* [Work to do]
Reproduce the records below exactly as they appear, omitting any pictures they contain.

[Extracted records]
--- Start ---
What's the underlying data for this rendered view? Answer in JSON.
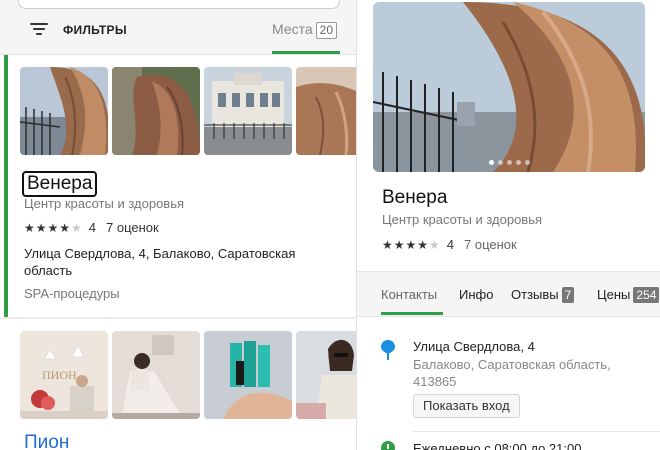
{
  "filters": {
    "label": "ФИЛЬТРЫ",
    "icon": "filter-icon"
  },
  "places_tab": {
    "label": "Места",
    "count": "20"
  },
  "results": [
    {
      "name": "Венера",
      "category": "Центр красоты и здоровья",
      "rating": "4",
      "stars_filled": 4,
      "reviews": "7 оценок",
      "address": "Улица Свердлова, 4, Балаково, Саратовская область",
      "service": "SPA-процедуры"
    },
    {
      "name": "Пион",
      "photo_text": "ПИОН"
    }
  ],
  "detail": {
    "name": "Венера",
    "category": "Центр красоты и здоровья",
    "rating": "4",
    "stars_filled": 4,
    "reviews": "7 оценок",
    "photo_count": 5,
    "tabs": [
      {
        "label": "Контакты"
      },
      {
        "label": "Инфо"
      },
      {
        "label": "Отзывы",
        "badge": "7"
      },
      {
        "label": "Цены",
        "badge": "254"
      }
    ],
    "address_main": "Улица Свердлова, 4",
    "address_sub": "Балаково, Саратовская область, 413865",
    "entrance_button": "Показать вход",
    "hours": "Ежедневно с 08:00 до 21:00"
  },
  "colors": {
    "accent": "#2e9f46",
    "link": "#1e6fd0",
    "pin": "#1a8fe0"
  }
}
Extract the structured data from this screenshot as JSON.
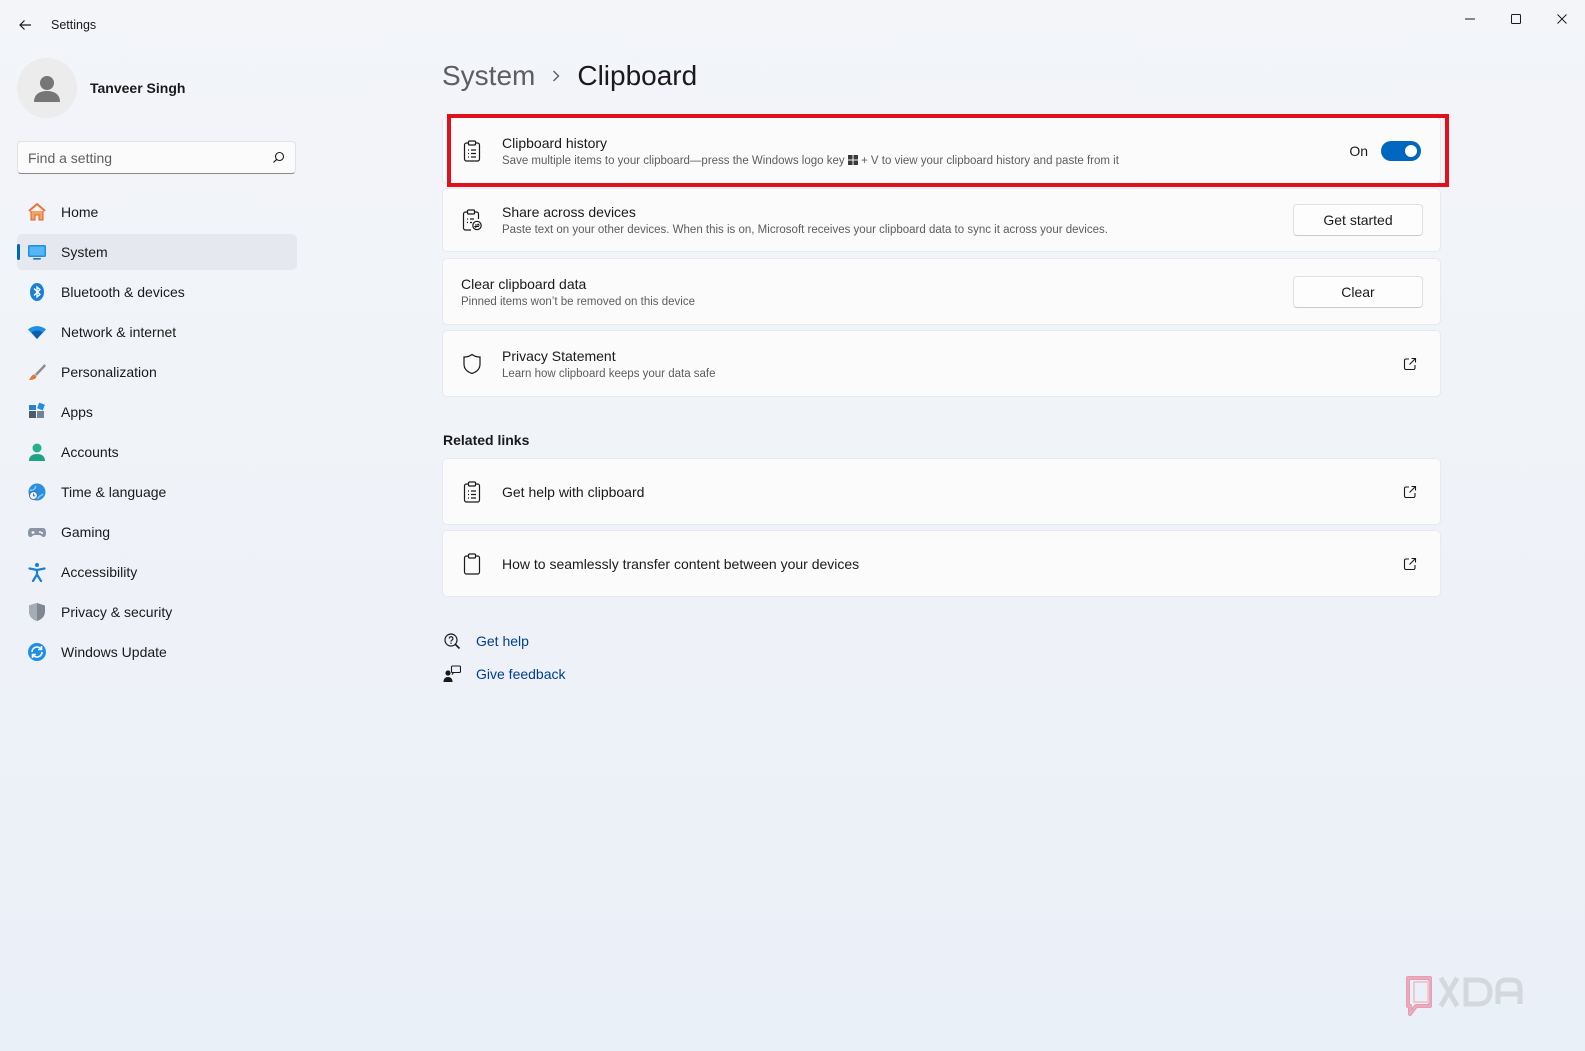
{
  "window": {
    "title": "Settings"
  },
  "profile": {
    "name": "Tanveer Singh"
  },
  "search": {
    "placeholder": "Find a setting"
  },
  "nav": {
    "items": [
      {
        "label": "Home",
        "icon": "home-icon"
      },
      {
        "label": "System",
        "icon": "system-icon",
        "active": true
      },
      {
        "label": "Bluetooth & devices",
        "icon": "bluetooth-icon"
      },
      {
        "label": "Network & internet",
        "icon": "wifi-icon"
      },
      {
        "label": "Personalization",
        "icon": "brush-icon"
      },
      {
        "label": "Apps",
        "icon": "apps-icon"
      },
      {
        "label": "Accounts",
        "icon": "accounts-icon"
      },
      {
        "label": "Time & language",
        "icon": "globe-clock-icon"
      },
      {
        "label": "Gaming",
        "icon": "gamepad-icon"
      },
      {
        "label": "Accessibility",
        "icon": "accessibility-icon"
      },
      {
        "label": "Privacy & security",
        "icon": "shield-icon"
      },
      {
        "label": "Windows Update",
        "icon": "update-icon"
      }
    ]
  },
  "breadcrumb": {
    "parent": "System",
    "current": "Clipboard"
  },
  "settings": {
    "clipboard_history": {
      "title": "Clipboard history",
      "desc_before": "Save multiple items to your clipboard—press the Windows logo key",
      "desc_after": "+ V to view your clipboard history and paste from it",
      "state_label": "On",
      "enabled": true
    },
    "share_across_devices": {
      "title": "Share across devices",
      "desc": "Paste text on your other devices. When this is on, Microsoft receives your clipboard data to sync it across your devices.",
      "button": "Get started"
    },
    "clear_data": {
      "title": "Clear clipboard data",
      "desc": "Pinned items won’t be removed on this device",
      "button": "Clear"
    },
    "privacy": {
      "title": "Privacy Statement",
      "desc": "Learn how clipboard keeps your data safe"
    }
  },
  "related_links": {
    "heading": "Related links",
    "items": [
      {
        "label": "Get help with clipboard"
      },
      {
        "label": "How to seamlessly transfer content between your devices"
      }
    ]
  },
  "help": {
    "get_help": "Get help",
    "give_feedback": "Give feedback"
  },
  "colors": {
    "accent": "#0067c0",
    "highlight_border": "#e0101d",
    "link": "#003e92"
  },
  "watermark": {
    "text": "XDA"
  }
}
--- End ---
* [Answer to this task]
What's the underlying data for this rendered view? Answer in JSON.
{
  "filters": {
    "label": "ФИЛЬТРЫ",
    "icon": "filter-icon"
  },
  "places_tab": {
    "label": "Места",
    "count": "20"
  },
  "results": [
    {
      "name": "Венера",
      "category": "Центр красоты и здоровья",
      "rating": "4",
      "stars_filled": 4,
      "reviews": "7 оценок",
      "address": "Улица Свердлова, 4, Балаково, Саратовская область",
      "service": "SPA-процедуры"
    },
    {
      "name": "Пион",
      "photo_text": "ПИОН"
    }
  ],
  "detail": {
    "name": "Венера",
    "category": "Центр красоты и здоровья",
    "rating": "4",
    "stars_filled": 4,
    "reviews": "7 оценок",
    "photo_count": 5,
    "tabs": [
      {
        "label": "Контакты"
      },
      {
        "label": "Инфо"
      },
      {
        "label": "Отзывы",
        "badge": "7"
      },
      {
        "label": "Цены",
        "badge": "254"
      }
    ],
    "address_main": "Улица Свердлова, 4",
    "address_sub": "Балаково, Саратовская область, 413865",
    "entrance_button": "Показать вход",
    "hours": "Ежедневно с 08:00 до 21:00"
  },
  "colors": {
    "accent": "#2e9f46",
    "link": "#1e6fd0",
    "pin": "#1a8fe0"
  }
}
Extract the structured data from this screenshot as JSON.
{
  "window": {
    "title": "Settings"
  },
  "profile": {
    "name": "Tanveer Singh"
  },
  "search": {
    "placeholder": "Find a setting"
  },
  "nav": {
    "items": [
      {
        "label": "Home",
        "icon": "home-icon"
      },
      {
        "label": "System",
        "icon": "system-icon",
        "active": true
      },
      {
        "label": "Bluetooth & devices",
        "icon": "bluetooth-icon"
      },
      {
        "label": "Network & internet",
        "icon": "wifi-icon"
      },
      {
        "label": "Personalization",
        "icon": "brush-icon"
      },
      {
        "label": "Apps",
        "icon": "apps-icon"
      },
      {
        "label": "Accounts",
        "icon": "accounts-icon"
      },
      {
        "label": "Time & language",
        "icon": "globe-clock-icon"
      },
      {
        "label": "Gaming",
        "icon": "gamepad-icon"
      },
      {
        "label": "Accessibility",
        "icon": "accessibility-icon"
      },
      {
        "label": "Privacy & security",
        "icon": "shield-icon"
      },
      {
        "label": "Windows Update",
        "icon": "update-icon"
      }
    ]
  },
  "breadcrumb": {
    "parent": "System",
    "current": "Clipboard"
  },
  "settings": {
    "clipboard_history": {
      "title": "Clipboard history",
      "desc_before": "Save multiple items to your clipboard—press the Windows logo key",
      "desc_after": "+ V to view your clipboard history and paste from it",
      "state_label": "On",
      "enabled": true
    },
    "share_across_devices": {
      "title": "Share across devices",
      "desc": "Paste text on your other devices. When this is on, Microsoft receives your clipboard data to sync it across your devices.",
      "button": "Get started"
    },
    "clear_data": {
      "title": "Clear clipboard data",
      "desc": "Pinned items won’t be removed on this device",
      "button": "Clear"
    },
    "privacy": {
      "title": "Privacy Statement",
      "desc": "Learn how clipboard keeps your data safe"
    }
  },
  "related_links": {
    "heading": "Related links",
    "items": [
      {
        "label": "Get help with clipboard"
      },
      {
        "label": "How to seamlessly transfer content between your devices"
      }
    ]
  },
  "help": {
    "get_help": "Get help",
    "give_feedback": "Give feedback"
  },
  "colors": {
    "accent": "#0067c0",
    "highlight_border": "#e0101d",
    "link": "#003e92"
  },
  "watermark": {
    "text": "XDA"
  }
}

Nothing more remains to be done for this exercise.